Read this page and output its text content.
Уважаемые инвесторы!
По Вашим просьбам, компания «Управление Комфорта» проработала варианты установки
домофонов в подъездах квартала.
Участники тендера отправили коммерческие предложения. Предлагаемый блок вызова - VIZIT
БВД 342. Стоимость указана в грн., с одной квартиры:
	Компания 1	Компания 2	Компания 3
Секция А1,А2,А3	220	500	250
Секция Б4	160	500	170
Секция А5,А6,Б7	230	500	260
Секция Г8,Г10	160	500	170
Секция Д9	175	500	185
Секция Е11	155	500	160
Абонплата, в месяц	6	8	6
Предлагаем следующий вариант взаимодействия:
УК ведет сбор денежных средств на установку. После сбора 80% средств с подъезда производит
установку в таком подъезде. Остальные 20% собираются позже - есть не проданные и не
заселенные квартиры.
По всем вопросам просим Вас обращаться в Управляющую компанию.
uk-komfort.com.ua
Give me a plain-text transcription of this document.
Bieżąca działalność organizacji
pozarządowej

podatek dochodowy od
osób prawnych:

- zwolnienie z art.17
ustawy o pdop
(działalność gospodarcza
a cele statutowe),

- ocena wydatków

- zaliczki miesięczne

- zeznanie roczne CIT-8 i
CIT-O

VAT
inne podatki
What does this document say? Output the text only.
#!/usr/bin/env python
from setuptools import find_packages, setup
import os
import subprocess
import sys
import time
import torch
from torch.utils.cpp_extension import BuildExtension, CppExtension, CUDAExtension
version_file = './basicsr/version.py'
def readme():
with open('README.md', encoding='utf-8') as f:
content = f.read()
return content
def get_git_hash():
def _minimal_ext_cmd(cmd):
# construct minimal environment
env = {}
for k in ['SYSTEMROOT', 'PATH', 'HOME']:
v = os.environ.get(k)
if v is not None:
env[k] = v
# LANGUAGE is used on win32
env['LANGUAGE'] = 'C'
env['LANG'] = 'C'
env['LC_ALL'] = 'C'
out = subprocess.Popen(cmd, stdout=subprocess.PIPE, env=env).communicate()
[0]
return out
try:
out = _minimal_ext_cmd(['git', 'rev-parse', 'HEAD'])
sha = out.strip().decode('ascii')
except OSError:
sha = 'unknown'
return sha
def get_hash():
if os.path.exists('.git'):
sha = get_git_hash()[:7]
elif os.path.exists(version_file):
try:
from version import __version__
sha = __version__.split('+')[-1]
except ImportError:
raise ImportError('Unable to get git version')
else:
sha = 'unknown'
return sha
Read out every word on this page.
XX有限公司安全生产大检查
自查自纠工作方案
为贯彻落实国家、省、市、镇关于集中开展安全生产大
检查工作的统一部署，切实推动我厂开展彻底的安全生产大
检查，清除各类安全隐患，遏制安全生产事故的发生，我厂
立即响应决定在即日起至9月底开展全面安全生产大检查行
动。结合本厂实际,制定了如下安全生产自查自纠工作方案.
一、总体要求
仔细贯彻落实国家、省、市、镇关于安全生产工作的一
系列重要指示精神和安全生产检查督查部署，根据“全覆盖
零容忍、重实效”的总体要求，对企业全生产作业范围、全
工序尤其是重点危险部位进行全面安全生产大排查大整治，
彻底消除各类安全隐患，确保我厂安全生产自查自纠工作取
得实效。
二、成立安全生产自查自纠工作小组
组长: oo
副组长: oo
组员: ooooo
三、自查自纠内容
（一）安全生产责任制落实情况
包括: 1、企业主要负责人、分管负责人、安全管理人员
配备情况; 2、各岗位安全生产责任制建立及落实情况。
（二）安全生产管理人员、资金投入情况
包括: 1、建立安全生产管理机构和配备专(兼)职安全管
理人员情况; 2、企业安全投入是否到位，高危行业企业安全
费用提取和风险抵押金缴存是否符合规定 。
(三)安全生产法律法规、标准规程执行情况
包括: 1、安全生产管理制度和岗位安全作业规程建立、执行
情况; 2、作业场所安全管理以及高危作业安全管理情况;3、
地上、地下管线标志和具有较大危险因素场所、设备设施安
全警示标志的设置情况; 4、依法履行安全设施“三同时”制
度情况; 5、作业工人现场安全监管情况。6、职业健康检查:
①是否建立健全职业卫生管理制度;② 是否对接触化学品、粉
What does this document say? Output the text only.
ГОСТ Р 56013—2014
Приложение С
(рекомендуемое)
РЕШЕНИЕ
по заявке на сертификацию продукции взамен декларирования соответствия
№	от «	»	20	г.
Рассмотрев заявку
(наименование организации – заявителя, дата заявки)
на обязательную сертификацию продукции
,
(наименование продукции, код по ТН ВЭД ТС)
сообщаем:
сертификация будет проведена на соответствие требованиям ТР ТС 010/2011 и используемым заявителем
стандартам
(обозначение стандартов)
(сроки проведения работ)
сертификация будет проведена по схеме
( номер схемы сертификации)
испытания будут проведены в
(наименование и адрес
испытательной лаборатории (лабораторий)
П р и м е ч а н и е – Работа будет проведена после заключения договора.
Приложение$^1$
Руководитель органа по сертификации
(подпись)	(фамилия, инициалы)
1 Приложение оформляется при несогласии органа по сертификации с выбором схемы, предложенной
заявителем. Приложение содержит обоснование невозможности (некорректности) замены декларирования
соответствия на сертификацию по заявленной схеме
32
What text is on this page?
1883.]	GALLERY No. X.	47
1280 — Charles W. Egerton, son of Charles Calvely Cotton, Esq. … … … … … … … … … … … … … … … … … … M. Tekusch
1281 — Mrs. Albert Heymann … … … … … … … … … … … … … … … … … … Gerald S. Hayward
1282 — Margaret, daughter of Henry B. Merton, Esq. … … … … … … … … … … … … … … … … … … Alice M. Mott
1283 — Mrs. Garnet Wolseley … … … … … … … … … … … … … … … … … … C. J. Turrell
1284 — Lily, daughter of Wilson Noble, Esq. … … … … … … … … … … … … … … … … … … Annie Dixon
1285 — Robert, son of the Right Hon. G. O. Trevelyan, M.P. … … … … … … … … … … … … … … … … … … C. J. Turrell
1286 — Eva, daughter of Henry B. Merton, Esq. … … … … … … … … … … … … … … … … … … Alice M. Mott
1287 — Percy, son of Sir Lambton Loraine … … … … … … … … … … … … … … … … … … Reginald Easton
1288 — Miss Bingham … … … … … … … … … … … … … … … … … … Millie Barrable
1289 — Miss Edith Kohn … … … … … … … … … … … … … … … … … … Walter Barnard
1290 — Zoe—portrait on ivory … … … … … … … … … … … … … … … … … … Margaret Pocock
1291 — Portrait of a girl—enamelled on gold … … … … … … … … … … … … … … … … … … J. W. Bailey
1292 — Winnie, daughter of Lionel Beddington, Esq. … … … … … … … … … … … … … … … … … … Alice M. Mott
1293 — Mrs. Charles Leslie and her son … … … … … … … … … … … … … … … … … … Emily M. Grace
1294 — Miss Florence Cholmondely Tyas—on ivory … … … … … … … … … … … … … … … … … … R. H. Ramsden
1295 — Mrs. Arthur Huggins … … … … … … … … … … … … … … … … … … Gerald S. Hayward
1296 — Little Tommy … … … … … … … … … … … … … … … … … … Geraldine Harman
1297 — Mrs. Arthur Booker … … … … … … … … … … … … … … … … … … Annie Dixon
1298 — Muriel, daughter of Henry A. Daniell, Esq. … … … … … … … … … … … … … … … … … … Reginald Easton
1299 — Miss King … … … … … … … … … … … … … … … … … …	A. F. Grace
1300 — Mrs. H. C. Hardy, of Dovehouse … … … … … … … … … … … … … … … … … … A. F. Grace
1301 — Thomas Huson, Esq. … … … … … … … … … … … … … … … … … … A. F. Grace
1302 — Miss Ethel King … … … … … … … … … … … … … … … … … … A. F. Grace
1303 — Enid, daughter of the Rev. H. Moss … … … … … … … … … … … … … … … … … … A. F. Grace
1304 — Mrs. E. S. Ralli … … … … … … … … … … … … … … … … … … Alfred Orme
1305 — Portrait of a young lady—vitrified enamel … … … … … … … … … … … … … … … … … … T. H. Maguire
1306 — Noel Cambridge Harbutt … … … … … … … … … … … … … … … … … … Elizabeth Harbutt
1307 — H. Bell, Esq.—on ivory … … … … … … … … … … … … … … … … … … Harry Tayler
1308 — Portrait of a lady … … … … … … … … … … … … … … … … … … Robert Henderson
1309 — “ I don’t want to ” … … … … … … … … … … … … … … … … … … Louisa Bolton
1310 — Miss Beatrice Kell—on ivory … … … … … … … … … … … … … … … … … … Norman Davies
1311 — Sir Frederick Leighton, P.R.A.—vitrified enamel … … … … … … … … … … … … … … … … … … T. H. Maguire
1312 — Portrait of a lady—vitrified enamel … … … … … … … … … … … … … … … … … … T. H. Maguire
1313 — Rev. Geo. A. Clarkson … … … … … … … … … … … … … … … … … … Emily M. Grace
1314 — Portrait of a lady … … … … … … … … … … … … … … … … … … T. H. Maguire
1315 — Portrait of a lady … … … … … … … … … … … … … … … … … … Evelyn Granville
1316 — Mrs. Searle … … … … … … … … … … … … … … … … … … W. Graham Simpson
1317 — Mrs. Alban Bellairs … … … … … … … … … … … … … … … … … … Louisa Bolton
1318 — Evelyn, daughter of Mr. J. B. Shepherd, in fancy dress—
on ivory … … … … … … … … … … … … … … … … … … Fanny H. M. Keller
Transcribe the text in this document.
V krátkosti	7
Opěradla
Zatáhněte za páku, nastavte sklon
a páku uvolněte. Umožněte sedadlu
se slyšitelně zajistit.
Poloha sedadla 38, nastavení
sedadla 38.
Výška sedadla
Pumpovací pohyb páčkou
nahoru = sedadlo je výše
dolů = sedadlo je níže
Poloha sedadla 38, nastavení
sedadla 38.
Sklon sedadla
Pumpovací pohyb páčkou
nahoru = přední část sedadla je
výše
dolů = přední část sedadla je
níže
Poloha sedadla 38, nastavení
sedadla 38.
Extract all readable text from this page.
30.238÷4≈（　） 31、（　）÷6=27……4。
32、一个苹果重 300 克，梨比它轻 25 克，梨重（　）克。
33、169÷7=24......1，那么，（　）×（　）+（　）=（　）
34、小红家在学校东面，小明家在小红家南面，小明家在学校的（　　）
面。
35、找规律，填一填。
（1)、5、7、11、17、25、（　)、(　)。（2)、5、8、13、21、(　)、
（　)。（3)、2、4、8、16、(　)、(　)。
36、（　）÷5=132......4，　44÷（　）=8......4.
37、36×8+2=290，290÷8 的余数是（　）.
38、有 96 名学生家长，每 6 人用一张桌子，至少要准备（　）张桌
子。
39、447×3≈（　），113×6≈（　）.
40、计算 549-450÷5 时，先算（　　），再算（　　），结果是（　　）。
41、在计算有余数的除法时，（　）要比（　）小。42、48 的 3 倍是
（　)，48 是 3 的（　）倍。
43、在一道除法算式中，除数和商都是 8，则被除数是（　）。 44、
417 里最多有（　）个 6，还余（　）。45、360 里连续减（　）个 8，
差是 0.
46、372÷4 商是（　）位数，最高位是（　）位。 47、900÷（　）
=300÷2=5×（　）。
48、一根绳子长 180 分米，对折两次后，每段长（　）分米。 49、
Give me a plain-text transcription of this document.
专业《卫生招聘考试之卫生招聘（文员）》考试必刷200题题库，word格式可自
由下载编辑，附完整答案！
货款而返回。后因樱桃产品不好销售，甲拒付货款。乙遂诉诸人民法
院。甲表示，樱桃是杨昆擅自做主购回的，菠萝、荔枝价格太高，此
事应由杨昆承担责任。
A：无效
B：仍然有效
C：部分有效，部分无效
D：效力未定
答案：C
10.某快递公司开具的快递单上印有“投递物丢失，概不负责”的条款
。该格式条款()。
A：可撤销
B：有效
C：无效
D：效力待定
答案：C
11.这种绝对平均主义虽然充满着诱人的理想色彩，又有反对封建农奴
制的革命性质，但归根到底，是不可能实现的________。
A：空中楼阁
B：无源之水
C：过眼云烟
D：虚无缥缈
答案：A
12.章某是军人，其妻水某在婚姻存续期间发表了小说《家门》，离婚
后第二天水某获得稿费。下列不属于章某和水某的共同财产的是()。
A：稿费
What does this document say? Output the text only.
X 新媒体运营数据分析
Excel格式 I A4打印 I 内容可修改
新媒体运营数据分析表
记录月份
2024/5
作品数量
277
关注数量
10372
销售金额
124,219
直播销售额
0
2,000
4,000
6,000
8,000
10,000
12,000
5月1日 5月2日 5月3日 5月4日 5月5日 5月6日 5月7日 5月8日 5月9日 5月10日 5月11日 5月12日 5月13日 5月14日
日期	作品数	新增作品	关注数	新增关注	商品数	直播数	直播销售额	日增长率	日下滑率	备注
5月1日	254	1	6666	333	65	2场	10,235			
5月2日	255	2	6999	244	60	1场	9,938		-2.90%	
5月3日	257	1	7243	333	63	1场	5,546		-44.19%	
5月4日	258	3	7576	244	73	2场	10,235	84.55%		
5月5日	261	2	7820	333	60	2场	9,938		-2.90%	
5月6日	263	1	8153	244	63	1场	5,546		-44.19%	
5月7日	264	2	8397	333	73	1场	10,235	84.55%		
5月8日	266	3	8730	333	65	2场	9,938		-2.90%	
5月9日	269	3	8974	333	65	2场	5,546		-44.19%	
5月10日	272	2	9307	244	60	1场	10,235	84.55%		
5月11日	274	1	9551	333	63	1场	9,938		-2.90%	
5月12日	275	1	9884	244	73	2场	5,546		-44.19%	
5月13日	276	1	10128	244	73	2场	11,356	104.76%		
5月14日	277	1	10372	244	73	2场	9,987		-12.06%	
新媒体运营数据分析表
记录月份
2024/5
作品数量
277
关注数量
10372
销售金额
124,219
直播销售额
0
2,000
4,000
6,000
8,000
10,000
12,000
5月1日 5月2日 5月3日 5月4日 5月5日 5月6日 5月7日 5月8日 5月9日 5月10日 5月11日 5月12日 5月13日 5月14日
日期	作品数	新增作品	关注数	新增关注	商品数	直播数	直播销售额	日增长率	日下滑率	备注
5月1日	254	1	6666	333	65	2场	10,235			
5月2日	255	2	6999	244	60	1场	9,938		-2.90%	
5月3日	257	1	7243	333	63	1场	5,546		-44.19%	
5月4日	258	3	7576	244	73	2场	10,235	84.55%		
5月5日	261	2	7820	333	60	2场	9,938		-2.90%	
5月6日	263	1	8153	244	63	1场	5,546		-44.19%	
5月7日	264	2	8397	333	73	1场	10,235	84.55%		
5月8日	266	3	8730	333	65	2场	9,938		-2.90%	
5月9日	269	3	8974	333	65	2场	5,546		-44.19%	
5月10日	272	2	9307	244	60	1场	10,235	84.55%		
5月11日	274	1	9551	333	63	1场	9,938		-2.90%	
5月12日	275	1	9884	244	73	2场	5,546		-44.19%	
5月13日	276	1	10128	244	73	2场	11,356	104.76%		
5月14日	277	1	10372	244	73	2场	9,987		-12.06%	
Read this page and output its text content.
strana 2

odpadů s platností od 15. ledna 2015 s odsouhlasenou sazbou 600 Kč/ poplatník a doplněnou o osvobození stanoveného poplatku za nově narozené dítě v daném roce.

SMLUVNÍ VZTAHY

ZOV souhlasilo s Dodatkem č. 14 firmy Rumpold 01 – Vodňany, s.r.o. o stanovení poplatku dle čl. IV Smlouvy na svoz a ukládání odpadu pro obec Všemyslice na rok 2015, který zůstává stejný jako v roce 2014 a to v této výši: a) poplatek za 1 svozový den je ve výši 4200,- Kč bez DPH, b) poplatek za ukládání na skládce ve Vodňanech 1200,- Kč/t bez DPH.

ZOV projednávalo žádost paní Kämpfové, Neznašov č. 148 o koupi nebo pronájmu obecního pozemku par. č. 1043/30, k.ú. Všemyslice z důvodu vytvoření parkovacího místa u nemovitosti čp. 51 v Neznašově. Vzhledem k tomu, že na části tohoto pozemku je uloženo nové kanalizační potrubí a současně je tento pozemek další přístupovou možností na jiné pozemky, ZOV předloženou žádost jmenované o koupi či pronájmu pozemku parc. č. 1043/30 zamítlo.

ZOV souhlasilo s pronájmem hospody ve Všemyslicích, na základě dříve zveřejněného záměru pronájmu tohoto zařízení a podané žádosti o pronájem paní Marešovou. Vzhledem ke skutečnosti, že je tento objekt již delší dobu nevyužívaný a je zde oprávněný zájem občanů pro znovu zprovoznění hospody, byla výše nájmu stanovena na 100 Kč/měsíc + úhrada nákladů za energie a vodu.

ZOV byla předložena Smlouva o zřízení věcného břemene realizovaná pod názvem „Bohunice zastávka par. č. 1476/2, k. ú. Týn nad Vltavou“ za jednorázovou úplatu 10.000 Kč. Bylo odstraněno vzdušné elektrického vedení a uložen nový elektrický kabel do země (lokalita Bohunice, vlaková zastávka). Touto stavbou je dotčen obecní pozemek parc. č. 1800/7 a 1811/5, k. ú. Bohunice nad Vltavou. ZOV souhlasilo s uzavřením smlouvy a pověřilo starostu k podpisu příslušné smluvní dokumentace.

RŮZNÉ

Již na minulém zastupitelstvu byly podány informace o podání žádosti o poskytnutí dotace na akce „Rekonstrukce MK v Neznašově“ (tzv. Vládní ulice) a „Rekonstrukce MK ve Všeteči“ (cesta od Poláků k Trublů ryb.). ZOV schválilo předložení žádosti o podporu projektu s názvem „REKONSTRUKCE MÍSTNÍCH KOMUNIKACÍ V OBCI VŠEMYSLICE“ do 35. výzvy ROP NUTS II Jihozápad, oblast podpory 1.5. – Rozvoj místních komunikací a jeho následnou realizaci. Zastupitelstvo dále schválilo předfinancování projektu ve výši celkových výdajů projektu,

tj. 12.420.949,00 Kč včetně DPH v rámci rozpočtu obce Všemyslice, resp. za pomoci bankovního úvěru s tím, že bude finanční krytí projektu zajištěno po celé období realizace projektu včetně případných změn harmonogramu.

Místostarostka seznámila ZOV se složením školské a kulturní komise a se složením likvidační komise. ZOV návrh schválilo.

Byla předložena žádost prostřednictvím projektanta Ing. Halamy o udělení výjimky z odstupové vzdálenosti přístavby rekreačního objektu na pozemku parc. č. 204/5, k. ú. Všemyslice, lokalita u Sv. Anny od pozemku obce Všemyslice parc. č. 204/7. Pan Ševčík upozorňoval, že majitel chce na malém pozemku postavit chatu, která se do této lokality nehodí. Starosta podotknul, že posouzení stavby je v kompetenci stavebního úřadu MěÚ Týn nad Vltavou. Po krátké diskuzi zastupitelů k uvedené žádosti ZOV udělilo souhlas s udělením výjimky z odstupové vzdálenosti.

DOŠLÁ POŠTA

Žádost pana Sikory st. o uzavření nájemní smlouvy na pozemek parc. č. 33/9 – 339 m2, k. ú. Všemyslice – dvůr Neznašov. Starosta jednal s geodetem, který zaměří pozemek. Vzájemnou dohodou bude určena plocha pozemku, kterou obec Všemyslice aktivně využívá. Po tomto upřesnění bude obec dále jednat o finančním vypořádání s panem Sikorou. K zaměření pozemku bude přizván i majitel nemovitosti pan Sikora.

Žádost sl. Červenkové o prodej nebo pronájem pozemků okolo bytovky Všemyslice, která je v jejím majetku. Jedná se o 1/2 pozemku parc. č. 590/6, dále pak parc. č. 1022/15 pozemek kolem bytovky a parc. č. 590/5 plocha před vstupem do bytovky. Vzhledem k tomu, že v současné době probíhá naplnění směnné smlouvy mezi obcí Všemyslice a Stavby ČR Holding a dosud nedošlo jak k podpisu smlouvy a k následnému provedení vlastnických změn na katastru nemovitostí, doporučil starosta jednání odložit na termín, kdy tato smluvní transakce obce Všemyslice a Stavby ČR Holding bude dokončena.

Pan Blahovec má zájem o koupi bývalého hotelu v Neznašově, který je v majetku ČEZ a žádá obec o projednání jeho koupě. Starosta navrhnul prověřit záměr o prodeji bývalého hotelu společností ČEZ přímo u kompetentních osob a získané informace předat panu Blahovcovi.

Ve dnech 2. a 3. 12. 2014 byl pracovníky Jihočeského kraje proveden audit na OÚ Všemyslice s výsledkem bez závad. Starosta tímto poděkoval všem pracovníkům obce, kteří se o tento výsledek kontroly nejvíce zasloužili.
-*-*-
## WHAT THE EXERCISE ASKS
Pull every line containing "Секция" out of the records.

## SOLUTION TO THIS EXERCISE
Секция А1,А2,А3	220	500	250
Секция Б4	160	500	170
Секция А5,А6,Б7	230	500	260
Секция Г8,Г10	160	500	170
Секция Д9	175	500	185
Секция Е11	155	500	160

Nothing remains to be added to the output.